[WHAT YOU NEED TO DO]:
Retype every line of the records below word for word, leaving out the pictures.

=== DATA FOR THIS EXERCISE ===

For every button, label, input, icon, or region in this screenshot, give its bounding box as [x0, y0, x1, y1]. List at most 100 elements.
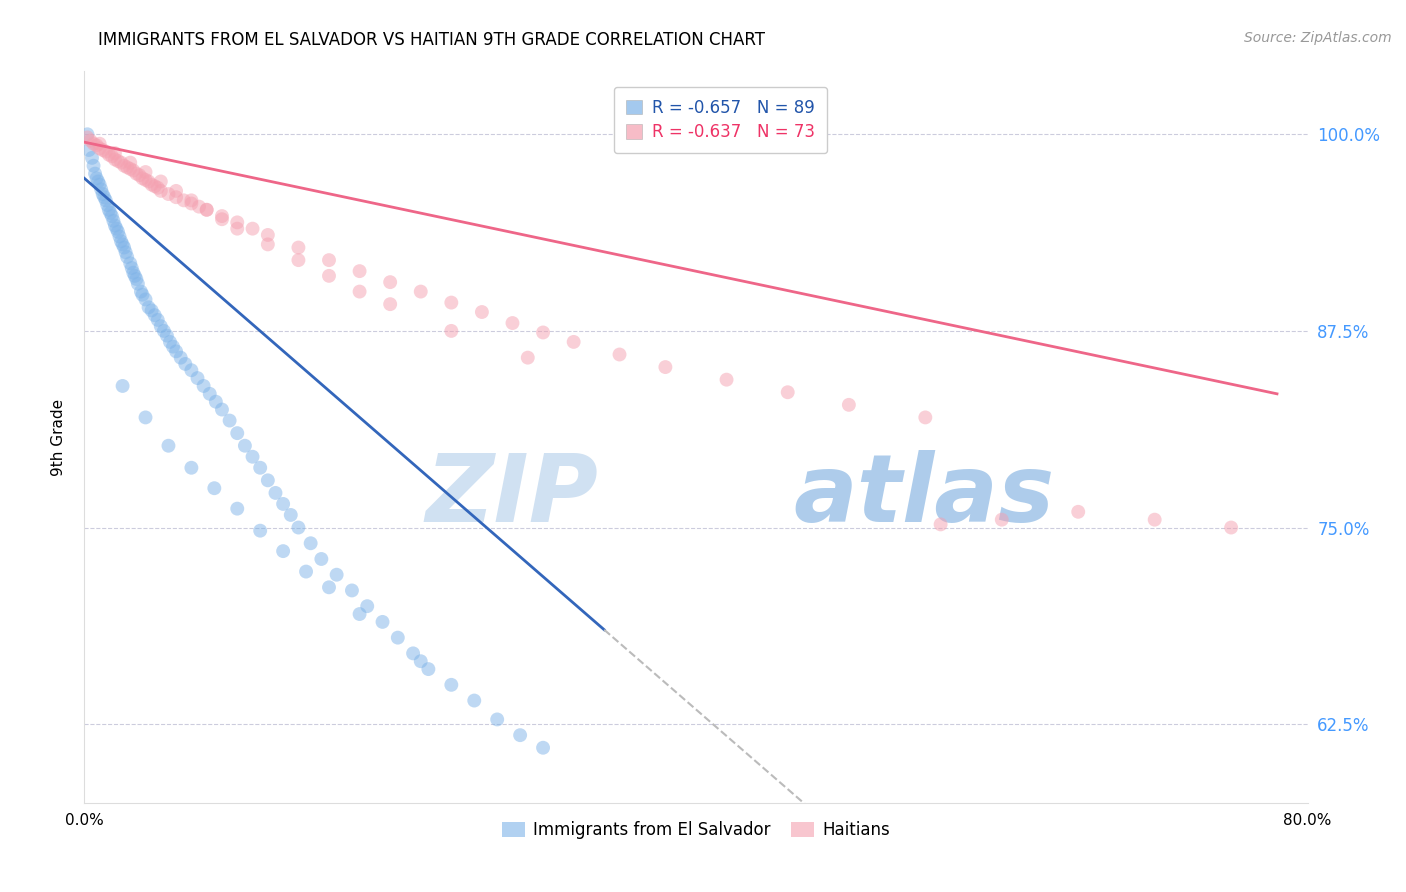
Point [211, 209, 233, 223]
Point [195, 202, 218, 217]
Point [242, 221, 264, 235]
Point [153, 324, 176, 338]
Point [80, 151, 103, 165]
Point [77, 143, 100, 157]
Point [318, 268, 340, 283]
Point [97, 202, 120, 217]
Point [129, 285, 152, 299]
Point [387, 631, 409, 645]
Point [180, 460, 202, 475]
Point [110, 155, 132, 169]
Point [654, 360, 676, 375]
Y-axis label: 9th Grade: 9th Grade [51, 399, 66, 475]
Point [159, 334, 181, 349]
Point [349, 285, 371, 299]
Text: atlas: atlas [794, 450, 1054, 541]
Point [188, 200, 211, 214]
Point [409, 654, 432, 668]
Point [531, 740, 554, 755]
Point [115, 250, 138, 264]
Point [138, 301, 160, 315]
Point [380, 275, 402, 289]
Point [135, 173, 157, 187]
Point [205, 394, 228, 409]
Point [1067, 505, 1090, 519]
Point [280, 508, 302, 522]
Point [257, 227, 280, 242]
Point [127, 277, 149, 291]
Point [249, 460, 271, 475]
Point [440, 678, 463, 692]
Point [122, 163, 145, 178]
Point [991, 513, 1014, 527]
Point [516, 351, 538, 365]
Point [157, 187, 180, 202]
Point [96, 198, 118, 212]
Point [91, 187, 114, 202]
Point [264, 486, 287, 500]
Point [107, 225, 129, 239]
Point [165, 190, 187, 204]
Point [242, 450, 264, 464]
Point [146, 180, 169, 194]
Point [198, 387, 221, 401]
Point [170, 351, 193, 365]
Point [112, 241, 135, 255]
Point [93, 190, 115, 204]
Point [114, 245, 136, 260]
Point [90, 182, 112, 196]
Point [180, 194, 202, 208]
Point [402, 646, 425, 660]
Point [124, 268, 146, 283]
Point [165, 344, 187, 359]
Point [135, 293, 157, 307]
Point [76, 130, 98, 145]
Point [409, 285, 432, 299]
Point [108, 229, 131, 244]
Point [91, 143, 114, 157]
Point [418, 662, 440, 676]
Point [79, 134, 101, 148]
Point [110, 234, 132, 248]
Point [440, 324, 463, 338]
Point [112, 159, 135, 173]
Point [141, 303, 163, 318]
Point [104, 146, 127, 161]
Point [105, 221, 128, 235]
Point [180, 363, 202, 377]
Point [120, 161, 142, 176]
Point [146, 313, 169, 327]
Point [120, 256, 142, 270]
Point [149, 174, 172, 188]
Point [249, 524, 271, 538]
Point [111, 379, 134, 393]
Point [287, 241, 309, 255]
Point [471, 305, 494, 319]
Point [299, 536, 322, 550]
Point [135, 410, 157, 425]
Point [125, 167, 148, 181]
Point [287, 520, 309, 534]
Point [83, 159, 105, 173]
Point [914, 410, 936, 425]
Point [128, 168, 150, 182]
Point [104, 153, 127, 167]
Point [143, 308, 166, 322]
Point [929, 517, 952, 532]
Point [162, 340, 184, 354]
Point [195, 202, 218, 217]
Point [84, 167, 107, 181]
Point [838, 398, 860, 412]
Point [89, 178, 111, 192]
Point [509, 728, 531, 742]
Point [325, 567, 347, 582]
Point [257, 237, 280, 252]
Point [97, 147, 120, 161]
Point [141, 178, 163, 192]
Point [115, 161, 138, 175]
Point [86, 138, 108, 153]
Point [218, 413, 240, 427]
Point [295, 565, 318, 579]
Point [121, 260, 143, 275]
Point [104, 219, 127, 233]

===

[WRITTEN RESPONSE]:
For every button, label, input, icon, or region in this screenshot, give its bounding box as [x0, y0, x1, y1]. List at most 100 elements.
Point [211, 209, 233, 223]
Point [195, 202, 218, 217]
Point [242, 221, 264, 235]
Point [153, 324, 176, 338]
Point [80, 151, 103, 165]
Point [77, 143, 100, 157]
Point [318, 268, 340, 283]
Point [97, 202, 120, 217]
Point [129, 285, 152, 299]
Point [387, 631, 409, 645]
Point [180, 460, 202, 475]
Point [110, 155, 132, 169]
Point [654, 360, 676, 375]
Y-axis label: 9th Grade: 9th Grade [51, 399, 66, 475]
Point [159, 334, 181, 349]
Point [349, 285, 371, 299]
Text: atlas: atlas [794, 450, 1054, 541]
Point [188, 200, 211, 214]
Point [409, 654, 432, 668]
Point [531, 740, 554, 755]
Point [115, 250, 138, 264]
Point [138, 301, 160, 315]
Point [380, 275, 402, 289]
Point [135, 173, 157, 187]
Point [205, 394, 228, 409]
Point [1067, 505, 1090, 519]
Point [280, 508, 302, 522]
Point [257, 227, 280, 242]
Point [127, 277, 149, 291]
Point [249, 460, 271, 475]
Point [440, 678, 463, 692]
Point [122, 163, 145, 178]
Point [991, 513, 1014, 527]
Point [516, 351, 538, 365]
Point [157, 187, 180, 202]
Point [96, 198, 118, 212]
Point [91, 187, 114, 202]
Point [264, 486, 287, 500]
Point [107, 225, 129, 239]
Point [165, 190, 187, 204]
Point [242, 450, 264, 464]
Point [146, 180, 169, 194]
Point [198, 387, 221, 401]
Point [170, 351, 193, 365]
Point [112, 241, 135, 255]
Point [93, 190, 115, 204]
Point [114, 245, 136, 260]
Point [90, 182, 112, 196]
Point [180, 194, 202, 208]
Point [402, 646, 425, 660]
Point [124, 268, 146, 283]
Point [165, 344, 187, 359]
Point [135, 293, 157, 307]
Point [76, 130, 98, 145]
Point [409, 285, 432, 299]
Point [108, 229, 131, 244]
Point [91, 143, 114, 157]
Point [418, 662, 440, 676]
Point [79, 134, 101, 148]
Point [110, 234, 132, 248]
Point [440, 324, 463, 338]
Point [112, 159, 135, 173]
Point [141, 303, 163, 318]
Point [104, 146, 127, 161]
Point [105, 221, 128, 235]
Point [180, 363, 202, 377]
Point [120, 161, 142, 176]
Point [146, 313, 169, 327]
Point [120, 256, 142, 270]
Point [149, 174, 172, 188]
Point [249, 524, 271, 538]
Point [111, 379, 134, 393]
Point [287, 241, 309, 255]
Point [471, 305, 494, 319]
Point [299, 536, 322, 550]
Point [135, 410, 157, 425]
Point [125, 167, 148, 181]
Point [287, 520, 309, 534]
Point [83, 159, 105, 173]
Point [914, 410, 936, 425]
Point [128, 168, 150, 182]
Point [104, 153, 127, 167]
Point [143, 308, 166, 322]
Point [929, 517, 952, 532]
Point [162, 340, 184, 354]
Point [195, 202, 218, 217]
Point [84, 167, 107, 181]
Point [838, 398, 860, 412]
Point [89, 178, 111, 192]
Point [509, 728, 531, 742]
Point [325, 567, 347, 582]
Point [257, 237, 280, 252]
Point [97, 147, 120, 161]
Point [141, 178, 163, 192]
Point [115, 161, 138, 175]
Point [86, 138, 108, 153]
Point [218, 413, 240, 427]
Point [295, 565, 318, 579]
Point [121, 260, 143, 275]
Point [104, 219, 127, 233]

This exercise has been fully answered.